- [MATERIAL SHOWN]
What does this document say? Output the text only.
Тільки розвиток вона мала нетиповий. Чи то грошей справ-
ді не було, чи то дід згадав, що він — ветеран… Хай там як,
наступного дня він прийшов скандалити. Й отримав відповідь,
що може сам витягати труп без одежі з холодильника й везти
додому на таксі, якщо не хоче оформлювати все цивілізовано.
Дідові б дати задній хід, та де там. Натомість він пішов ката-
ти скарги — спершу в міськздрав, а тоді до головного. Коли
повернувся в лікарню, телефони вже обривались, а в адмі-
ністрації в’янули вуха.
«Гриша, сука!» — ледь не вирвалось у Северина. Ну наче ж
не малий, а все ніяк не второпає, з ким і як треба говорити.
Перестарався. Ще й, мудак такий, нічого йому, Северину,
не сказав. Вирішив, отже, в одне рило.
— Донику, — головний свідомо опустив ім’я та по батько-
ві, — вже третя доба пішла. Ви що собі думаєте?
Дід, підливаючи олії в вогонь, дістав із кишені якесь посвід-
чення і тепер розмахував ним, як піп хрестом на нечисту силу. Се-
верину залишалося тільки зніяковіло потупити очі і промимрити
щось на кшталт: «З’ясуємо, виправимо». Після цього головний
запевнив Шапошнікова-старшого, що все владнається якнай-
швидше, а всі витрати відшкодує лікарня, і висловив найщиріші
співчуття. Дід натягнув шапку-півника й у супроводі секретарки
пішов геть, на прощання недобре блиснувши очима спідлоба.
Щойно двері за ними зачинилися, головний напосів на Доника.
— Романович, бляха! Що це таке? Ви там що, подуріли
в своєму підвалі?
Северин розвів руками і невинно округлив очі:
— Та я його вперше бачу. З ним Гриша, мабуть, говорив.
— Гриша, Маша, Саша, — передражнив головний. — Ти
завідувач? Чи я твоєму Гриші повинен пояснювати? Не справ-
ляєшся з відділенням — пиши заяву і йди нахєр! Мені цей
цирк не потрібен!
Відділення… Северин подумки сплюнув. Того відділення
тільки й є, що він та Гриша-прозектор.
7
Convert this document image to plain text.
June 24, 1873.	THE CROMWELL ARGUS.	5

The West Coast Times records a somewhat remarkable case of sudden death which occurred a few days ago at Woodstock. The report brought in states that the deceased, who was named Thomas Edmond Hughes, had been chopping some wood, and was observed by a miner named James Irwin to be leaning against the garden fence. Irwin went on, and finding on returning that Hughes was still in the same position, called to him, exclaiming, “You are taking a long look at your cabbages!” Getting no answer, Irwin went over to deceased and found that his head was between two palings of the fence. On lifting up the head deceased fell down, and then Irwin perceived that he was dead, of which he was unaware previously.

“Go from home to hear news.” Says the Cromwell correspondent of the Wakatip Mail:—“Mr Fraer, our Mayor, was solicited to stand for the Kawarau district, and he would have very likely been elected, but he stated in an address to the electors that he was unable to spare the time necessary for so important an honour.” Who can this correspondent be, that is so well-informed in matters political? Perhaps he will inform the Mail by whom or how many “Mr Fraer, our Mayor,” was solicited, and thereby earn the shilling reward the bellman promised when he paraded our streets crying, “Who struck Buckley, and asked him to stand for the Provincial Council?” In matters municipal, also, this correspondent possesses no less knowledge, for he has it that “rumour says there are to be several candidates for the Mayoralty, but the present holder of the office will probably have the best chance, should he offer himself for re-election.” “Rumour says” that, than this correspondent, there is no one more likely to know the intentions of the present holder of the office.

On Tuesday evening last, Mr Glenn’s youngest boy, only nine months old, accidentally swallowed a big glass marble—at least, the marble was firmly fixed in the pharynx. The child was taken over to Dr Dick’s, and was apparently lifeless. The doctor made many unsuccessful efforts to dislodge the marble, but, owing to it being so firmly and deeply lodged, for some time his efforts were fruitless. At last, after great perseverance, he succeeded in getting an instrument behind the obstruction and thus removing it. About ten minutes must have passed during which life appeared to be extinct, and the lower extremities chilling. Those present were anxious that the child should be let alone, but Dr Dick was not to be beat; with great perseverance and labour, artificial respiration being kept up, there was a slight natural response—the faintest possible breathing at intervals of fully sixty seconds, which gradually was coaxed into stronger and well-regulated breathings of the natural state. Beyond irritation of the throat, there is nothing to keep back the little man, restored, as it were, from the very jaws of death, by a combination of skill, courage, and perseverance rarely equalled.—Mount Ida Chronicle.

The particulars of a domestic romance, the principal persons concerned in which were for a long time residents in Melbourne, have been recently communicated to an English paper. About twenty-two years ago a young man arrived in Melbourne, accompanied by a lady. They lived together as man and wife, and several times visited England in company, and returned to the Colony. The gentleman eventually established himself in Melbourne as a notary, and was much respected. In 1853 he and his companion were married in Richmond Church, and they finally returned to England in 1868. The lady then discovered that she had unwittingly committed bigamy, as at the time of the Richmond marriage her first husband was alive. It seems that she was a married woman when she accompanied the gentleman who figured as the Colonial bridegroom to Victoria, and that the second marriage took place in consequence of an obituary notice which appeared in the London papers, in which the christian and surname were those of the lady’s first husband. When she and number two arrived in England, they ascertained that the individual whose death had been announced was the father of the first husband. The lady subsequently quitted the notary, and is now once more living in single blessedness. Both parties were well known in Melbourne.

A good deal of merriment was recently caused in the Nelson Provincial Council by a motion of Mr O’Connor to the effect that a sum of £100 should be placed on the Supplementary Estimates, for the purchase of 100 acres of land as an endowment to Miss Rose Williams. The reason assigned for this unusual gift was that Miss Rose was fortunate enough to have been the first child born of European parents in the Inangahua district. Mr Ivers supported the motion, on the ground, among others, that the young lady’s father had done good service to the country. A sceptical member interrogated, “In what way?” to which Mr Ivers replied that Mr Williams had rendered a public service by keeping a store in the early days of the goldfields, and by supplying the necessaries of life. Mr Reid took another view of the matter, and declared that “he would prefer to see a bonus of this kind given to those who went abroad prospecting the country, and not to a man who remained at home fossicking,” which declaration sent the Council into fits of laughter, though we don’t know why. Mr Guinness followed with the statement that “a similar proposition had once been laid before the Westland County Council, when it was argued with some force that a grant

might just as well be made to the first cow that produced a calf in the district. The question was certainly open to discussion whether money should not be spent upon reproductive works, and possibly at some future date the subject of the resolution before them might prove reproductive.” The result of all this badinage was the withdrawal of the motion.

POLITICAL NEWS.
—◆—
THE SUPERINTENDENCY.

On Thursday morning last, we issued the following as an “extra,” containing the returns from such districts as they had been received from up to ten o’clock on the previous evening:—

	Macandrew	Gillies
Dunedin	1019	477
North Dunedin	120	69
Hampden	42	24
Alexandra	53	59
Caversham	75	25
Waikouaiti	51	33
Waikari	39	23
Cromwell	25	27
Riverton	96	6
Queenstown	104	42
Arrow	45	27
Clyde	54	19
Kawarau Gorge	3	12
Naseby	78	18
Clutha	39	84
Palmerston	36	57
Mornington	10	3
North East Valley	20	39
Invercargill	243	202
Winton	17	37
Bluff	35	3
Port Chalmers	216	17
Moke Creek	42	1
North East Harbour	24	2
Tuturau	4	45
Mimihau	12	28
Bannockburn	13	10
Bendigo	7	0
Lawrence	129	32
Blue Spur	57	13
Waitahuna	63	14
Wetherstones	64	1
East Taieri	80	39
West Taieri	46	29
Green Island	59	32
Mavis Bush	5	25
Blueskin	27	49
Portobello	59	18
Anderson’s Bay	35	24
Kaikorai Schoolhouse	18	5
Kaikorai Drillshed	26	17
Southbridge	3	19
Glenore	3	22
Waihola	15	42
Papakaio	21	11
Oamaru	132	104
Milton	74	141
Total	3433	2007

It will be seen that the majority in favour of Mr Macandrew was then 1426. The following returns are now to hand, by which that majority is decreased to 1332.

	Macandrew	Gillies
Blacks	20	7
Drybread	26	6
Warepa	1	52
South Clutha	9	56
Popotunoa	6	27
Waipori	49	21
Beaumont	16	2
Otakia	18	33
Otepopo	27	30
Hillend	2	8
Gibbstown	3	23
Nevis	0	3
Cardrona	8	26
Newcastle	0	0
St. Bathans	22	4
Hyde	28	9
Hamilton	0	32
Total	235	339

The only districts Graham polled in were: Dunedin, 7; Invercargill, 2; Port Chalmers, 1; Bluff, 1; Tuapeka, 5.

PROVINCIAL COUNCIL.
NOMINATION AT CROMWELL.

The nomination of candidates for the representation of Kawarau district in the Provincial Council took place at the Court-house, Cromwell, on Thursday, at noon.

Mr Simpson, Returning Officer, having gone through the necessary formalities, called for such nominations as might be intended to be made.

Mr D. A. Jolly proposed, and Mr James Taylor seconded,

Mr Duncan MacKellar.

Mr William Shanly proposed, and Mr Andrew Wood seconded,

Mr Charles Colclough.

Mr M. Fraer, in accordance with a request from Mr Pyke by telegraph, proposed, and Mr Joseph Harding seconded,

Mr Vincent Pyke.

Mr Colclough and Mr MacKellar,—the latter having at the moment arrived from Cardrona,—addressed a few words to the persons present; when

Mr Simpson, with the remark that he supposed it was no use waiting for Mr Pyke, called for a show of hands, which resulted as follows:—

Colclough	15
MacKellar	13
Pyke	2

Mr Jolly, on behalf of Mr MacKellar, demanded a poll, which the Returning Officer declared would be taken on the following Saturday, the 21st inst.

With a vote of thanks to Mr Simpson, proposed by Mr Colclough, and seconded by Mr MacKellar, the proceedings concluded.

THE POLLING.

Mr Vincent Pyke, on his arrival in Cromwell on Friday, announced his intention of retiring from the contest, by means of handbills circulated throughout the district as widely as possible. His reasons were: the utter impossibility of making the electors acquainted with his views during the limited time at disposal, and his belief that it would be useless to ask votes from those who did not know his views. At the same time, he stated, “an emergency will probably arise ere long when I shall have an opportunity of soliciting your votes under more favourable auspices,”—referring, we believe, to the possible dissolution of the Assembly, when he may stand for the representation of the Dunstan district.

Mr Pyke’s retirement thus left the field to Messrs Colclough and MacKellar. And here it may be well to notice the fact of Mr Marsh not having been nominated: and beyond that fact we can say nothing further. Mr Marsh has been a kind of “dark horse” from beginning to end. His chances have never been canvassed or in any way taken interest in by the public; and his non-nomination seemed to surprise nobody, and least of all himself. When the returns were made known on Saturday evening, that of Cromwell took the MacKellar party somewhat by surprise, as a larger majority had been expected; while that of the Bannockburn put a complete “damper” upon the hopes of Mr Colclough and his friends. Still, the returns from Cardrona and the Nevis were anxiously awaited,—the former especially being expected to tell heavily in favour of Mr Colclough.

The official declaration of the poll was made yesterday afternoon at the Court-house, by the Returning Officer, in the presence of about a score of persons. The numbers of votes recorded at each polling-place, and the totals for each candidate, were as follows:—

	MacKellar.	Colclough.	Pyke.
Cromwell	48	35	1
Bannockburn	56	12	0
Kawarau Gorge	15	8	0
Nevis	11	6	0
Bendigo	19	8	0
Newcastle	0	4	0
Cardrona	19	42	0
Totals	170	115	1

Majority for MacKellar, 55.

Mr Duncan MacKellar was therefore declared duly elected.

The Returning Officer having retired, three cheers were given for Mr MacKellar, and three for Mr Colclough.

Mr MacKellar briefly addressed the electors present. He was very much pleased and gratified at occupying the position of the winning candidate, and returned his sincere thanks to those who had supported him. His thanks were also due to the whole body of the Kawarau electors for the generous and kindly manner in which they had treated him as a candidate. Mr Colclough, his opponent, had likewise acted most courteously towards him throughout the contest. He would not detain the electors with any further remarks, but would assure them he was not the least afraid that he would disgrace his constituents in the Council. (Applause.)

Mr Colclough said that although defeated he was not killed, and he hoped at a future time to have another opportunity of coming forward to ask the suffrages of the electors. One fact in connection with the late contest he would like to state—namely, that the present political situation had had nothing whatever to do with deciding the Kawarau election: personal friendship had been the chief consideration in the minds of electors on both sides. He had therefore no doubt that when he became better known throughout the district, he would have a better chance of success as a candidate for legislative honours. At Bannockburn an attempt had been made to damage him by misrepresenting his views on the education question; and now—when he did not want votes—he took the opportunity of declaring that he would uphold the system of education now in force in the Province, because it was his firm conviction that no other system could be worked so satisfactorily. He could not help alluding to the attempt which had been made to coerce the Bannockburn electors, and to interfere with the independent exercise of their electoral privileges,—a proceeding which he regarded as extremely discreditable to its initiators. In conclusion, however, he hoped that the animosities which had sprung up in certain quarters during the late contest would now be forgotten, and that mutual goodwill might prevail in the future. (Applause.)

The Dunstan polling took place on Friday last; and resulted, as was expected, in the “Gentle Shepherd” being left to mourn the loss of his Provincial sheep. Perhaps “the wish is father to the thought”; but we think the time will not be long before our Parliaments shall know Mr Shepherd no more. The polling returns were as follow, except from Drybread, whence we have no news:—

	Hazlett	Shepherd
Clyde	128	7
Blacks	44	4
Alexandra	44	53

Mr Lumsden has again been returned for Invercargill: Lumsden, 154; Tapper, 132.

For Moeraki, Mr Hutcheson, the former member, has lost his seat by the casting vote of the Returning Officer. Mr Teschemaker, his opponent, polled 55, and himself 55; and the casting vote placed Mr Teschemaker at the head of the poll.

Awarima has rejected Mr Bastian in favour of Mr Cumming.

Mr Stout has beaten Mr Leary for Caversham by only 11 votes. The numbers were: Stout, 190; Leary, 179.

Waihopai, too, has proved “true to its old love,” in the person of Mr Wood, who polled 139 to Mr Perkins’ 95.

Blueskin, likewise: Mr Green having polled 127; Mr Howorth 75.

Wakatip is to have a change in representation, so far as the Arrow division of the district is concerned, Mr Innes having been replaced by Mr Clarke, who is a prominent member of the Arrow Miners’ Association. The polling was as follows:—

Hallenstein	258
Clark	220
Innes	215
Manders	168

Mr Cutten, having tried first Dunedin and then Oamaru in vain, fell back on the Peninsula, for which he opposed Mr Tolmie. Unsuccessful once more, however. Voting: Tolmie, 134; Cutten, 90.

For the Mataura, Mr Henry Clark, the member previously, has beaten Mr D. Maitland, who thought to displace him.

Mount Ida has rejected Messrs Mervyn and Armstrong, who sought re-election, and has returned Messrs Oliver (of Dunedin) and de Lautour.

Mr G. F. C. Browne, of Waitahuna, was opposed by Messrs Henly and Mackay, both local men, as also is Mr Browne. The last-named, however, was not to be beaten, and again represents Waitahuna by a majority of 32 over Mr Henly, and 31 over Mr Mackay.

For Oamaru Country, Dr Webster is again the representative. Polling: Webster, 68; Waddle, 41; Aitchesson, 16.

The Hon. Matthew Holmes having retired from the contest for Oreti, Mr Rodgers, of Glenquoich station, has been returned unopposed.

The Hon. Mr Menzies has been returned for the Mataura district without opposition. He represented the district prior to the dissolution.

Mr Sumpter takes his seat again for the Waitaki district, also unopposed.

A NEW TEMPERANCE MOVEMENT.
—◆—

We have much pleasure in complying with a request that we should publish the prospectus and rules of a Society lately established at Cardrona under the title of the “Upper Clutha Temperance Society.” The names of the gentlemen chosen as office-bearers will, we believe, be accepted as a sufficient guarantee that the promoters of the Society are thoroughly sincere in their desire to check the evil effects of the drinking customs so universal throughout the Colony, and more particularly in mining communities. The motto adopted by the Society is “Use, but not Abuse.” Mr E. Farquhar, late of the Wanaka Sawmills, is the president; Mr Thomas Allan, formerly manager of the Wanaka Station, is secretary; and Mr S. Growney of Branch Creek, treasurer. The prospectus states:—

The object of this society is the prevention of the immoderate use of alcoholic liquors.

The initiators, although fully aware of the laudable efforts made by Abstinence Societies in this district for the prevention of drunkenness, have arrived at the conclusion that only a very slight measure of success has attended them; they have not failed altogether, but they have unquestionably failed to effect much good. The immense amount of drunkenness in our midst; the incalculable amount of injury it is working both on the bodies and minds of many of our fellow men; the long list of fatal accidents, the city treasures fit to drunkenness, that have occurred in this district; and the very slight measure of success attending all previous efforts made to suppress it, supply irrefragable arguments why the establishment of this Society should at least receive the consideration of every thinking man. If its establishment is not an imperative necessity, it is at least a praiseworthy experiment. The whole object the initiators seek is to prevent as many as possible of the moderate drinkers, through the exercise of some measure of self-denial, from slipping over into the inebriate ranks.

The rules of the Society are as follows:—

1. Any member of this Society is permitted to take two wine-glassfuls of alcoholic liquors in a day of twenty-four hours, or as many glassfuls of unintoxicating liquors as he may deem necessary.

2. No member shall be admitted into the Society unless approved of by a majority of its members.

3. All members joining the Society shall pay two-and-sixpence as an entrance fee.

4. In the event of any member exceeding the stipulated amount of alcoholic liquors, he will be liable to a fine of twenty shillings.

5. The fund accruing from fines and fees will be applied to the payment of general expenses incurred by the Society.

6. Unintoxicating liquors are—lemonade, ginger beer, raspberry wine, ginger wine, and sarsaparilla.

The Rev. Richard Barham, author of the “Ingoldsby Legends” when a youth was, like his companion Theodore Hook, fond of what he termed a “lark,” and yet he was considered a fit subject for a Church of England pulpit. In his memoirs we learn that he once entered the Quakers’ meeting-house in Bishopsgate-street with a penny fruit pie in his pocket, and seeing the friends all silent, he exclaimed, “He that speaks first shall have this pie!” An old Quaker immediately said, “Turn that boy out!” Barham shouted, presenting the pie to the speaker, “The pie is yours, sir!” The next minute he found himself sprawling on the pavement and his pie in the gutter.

- [EXERCISE REQUIREMENTS] Show the lines that mention the word "text".

- [TASK RESPONSE]
What does this document say? Output the text only.
Convert this document image to plain text.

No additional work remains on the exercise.